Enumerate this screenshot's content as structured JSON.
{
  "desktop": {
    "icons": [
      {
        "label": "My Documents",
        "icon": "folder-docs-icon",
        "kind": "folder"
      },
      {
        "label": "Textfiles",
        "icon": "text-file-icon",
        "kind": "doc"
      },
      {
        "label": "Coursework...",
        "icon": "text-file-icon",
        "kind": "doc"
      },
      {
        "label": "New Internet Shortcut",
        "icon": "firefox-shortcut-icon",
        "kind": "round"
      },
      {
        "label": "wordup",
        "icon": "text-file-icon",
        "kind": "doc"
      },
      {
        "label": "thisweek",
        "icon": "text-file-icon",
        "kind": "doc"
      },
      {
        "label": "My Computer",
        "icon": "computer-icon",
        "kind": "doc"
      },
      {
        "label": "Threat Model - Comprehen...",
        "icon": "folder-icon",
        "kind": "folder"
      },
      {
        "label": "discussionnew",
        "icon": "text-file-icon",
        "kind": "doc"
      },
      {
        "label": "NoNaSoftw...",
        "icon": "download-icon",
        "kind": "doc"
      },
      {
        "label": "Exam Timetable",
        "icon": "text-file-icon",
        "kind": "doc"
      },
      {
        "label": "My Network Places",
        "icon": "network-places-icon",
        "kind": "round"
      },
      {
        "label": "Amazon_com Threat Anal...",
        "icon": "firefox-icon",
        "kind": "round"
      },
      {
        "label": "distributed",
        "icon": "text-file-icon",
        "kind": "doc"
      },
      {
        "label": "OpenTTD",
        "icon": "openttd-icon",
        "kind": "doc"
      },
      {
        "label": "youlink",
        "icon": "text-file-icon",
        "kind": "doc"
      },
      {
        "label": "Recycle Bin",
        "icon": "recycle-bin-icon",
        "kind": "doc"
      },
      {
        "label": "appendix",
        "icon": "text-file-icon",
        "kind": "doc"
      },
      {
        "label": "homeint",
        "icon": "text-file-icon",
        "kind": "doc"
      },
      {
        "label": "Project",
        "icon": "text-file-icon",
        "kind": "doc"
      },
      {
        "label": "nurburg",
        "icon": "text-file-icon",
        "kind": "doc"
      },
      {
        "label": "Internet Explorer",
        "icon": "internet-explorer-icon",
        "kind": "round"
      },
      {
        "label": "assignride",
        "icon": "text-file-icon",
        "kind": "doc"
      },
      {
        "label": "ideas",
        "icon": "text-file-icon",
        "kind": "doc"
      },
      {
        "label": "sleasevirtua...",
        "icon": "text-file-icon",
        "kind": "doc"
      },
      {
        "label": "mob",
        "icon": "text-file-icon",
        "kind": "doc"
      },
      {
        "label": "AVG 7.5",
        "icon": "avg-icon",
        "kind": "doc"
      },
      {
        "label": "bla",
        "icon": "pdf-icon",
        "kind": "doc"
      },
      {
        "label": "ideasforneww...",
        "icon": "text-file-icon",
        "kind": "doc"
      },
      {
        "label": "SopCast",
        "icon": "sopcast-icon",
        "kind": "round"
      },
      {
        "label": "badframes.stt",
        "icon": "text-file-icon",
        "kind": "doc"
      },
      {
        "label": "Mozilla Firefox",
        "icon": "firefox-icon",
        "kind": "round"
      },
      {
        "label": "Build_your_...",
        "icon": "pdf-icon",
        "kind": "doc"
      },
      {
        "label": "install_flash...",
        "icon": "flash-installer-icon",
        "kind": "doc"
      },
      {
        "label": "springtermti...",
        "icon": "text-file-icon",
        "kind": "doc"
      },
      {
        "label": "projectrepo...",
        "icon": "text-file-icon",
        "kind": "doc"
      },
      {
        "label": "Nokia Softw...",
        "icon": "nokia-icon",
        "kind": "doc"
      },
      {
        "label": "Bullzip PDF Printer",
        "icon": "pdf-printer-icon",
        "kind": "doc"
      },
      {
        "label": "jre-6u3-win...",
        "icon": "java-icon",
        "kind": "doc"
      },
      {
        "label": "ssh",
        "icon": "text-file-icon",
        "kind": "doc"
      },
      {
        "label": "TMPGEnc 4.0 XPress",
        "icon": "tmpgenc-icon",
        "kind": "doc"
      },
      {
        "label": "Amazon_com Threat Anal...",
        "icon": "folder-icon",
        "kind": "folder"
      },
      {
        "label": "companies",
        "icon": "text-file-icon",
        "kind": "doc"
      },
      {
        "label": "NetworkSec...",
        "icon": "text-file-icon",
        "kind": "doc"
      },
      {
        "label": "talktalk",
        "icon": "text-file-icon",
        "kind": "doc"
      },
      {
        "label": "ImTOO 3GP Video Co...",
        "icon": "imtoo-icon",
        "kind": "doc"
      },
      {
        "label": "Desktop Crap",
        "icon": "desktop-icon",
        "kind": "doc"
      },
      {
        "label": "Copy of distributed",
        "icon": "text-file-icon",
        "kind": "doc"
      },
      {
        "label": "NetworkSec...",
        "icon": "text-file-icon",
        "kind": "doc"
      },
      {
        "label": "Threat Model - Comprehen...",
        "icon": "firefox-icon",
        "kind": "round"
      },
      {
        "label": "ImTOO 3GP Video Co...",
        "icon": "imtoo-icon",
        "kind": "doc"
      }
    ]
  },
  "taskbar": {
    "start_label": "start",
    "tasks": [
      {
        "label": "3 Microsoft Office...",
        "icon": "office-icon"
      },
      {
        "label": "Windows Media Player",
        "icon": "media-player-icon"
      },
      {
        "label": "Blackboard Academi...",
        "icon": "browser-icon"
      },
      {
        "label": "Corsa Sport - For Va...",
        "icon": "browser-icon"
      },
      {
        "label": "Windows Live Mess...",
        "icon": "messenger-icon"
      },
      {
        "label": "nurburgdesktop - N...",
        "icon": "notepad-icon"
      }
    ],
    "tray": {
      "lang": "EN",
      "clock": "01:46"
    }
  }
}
--
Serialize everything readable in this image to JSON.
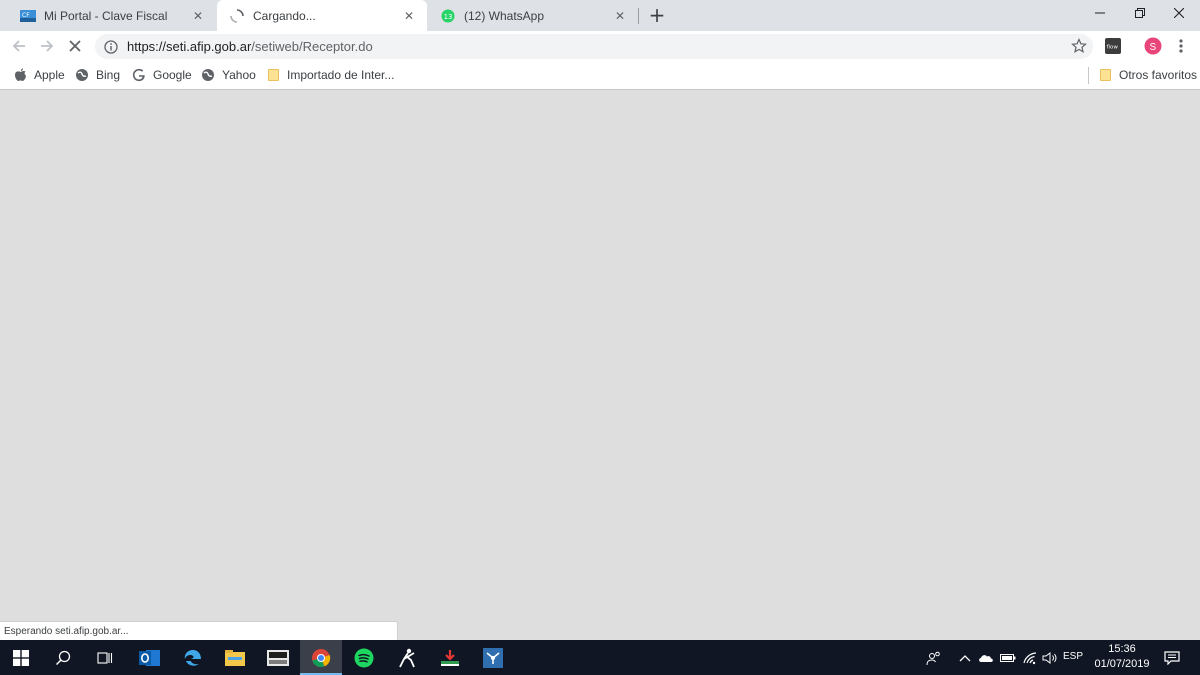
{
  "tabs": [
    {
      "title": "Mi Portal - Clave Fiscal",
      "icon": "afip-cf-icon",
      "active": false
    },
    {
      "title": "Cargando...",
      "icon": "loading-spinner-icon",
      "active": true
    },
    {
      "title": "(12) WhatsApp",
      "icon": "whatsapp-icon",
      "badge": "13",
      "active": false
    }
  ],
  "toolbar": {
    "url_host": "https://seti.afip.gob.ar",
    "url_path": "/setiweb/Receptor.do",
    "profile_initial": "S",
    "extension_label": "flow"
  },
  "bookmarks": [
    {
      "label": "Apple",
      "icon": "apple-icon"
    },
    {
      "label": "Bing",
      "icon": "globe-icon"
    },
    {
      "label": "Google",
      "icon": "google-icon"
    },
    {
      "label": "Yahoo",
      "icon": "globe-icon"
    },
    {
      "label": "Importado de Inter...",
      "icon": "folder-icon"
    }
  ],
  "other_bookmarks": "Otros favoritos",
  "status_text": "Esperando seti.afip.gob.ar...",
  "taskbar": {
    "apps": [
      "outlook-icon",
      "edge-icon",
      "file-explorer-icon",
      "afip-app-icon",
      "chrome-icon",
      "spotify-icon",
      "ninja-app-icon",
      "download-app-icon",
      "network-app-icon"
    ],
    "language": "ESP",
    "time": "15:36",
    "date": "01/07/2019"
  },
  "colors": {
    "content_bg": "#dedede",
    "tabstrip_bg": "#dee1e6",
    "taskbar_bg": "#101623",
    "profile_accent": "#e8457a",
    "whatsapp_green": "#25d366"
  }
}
...
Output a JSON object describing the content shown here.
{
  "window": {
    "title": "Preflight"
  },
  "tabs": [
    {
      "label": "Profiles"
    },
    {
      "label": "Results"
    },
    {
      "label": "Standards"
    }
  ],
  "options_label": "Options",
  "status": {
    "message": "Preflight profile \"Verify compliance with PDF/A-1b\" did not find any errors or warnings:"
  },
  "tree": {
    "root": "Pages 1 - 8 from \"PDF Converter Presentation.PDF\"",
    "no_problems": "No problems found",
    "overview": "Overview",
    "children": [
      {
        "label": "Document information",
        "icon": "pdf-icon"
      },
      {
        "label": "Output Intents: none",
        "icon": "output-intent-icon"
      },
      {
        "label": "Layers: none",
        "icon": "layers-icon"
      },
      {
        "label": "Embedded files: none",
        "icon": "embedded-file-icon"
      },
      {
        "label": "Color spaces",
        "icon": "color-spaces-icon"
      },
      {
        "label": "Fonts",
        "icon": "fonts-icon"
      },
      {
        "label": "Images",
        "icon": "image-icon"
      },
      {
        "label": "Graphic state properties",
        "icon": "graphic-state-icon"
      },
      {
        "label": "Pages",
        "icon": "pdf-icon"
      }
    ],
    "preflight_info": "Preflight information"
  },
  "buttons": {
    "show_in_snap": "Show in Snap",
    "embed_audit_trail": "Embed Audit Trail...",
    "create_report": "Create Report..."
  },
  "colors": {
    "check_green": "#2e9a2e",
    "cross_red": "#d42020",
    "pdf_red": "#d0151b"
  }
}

What you should do — Track down all lines above with the string "afip" and copy them.

Full answer —
      "icon": "afip-cf-icon",
    "url_host": "https://seti.afip.gob.ar",
  "status_text": "Esperando seti.afip.gob.ar...",
      "afip-app-icon",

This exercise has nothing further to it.